What to do:
1/ List every personal name that appears in the forum thread, giving each distinct form once.
2/ In the forum thread, switch "grid" to "table" and write out the part between "I had to add" and "from a Map.", inclusive.

Text passage:

*****

Me too also missing the addRow method, I've used this in 7 and really need it back. Anyhelp vaadin ?
I had to add a new empty pojo to my item list and refresh my dataprovider. It works this way.
The problem is I don't have a standard pojo we are trying to generate a grid at runtime that is defined based on a json payload. I'll take any ideas that are available.
Nick Barnes: The problem is I don't have a standard pojo we are trying to generate a grid at runtime that is defined based on a json payload. I'll take any ideas that are available.
Did you find any solution, we got it working, let me know if you are interested to know more.
Hi,
If you don't want to use a POJO, you can just substitute a Map object or similar. Just define your columns with addColumn() to return the values from a Map.
-Olli
Hi Sahil yes please still interested, my kungfu ( java :-) ) is not that great so if you have an example I'd greatly appreciate it. Thanks, I could do this with gird7 but not in 8. Appreciate it
Nick
I wrote this blog post about it earlier. It deals with LocalDates so it's slightly complicated for a basic example, but you should get the idea.
-Olli
Ok, here is what we do:
1- We use a POJO with two fields "id" that contains unique row item identifier and "json" that holds as values in JSON (you could use a map as well instead)
​
public class GridItemBean implements Serializable {
private String id;
private JSONObject json;
public GridItemBean(Object id, JSONObject json) {
this.id = String.valueOf(id);
this.json = json;
}
public String getId() {
return id;
}
public JSONObject getJson() {
return json;
}
So you can create a collection of these items and set it on grid (grid.setItems(....))
----------------------------------------------------------------------------------------------------------------------
2- When adding columns on grid, based on your data type (String/Date/Tmestamp/Double/Integer etc) set an appropriate provider
grid.addColumn(Provider.getProvider(currentView.columns, currentView.types, null));
Here is my provider factory that picks up the appropriate provider:
public class Provider {
@SuppressWarnings("rawtypes")

*****

Bounding box prediction data:
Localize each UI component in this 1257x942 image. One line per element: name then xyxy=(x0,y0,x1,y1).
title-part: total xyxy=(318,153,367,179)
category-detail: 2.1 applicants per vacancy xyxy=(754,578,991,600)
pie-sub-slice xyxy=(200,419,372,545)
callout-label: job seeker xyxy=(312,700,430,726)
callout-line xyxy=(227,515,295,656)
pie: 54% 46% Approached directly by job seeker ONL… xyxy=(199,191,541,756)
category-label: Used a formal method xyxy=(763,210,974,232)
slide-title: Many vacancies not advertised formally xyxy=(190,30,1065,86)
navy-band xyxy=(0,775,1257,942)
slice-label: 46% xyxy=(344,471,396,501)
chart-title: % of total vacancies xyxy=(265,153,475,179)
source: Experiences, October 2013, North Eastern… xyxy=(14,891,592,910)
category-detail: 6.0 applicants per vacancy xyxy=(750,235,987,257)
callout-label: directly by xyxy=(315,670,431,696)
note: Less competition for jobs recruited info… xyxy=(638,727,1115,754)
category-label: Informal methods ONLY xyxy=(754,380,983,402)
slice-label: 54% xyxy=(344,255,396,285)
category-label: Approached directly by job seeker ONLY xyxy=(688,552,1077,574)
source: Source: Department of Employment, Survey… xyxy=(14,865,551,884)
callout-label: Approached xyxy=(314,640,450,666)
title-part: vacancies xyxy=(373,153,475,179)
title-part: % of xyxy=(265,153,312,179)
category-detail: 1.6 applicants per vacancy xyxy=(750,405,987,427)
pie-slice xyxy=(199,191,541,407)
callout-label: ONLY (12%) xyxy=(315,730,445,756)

*****

Solved problems:
1/ Nick Barnes, Sahil, Nick, Olli

2/
I had to add a new empty pojo to my item list and refresh my dataprovider. It works this way.
The problem is I don't have a standard pojo we are trying to generate a table at runtime that is defined based on a json payload. I'll take any ideas that are available.
Nick Barnes: The problem is I don't have a standard pojo we are trying to generate a table at runtime that is defined based on a json payload. I'll take any ideas that are available.
Did you find any solution, we got it working, let me know if you are interested to know more.
Hi,
If you don't want to use a POJO, you can just substitute a Map object or similar. Just define your columns with addColumn() to return the values from a Map.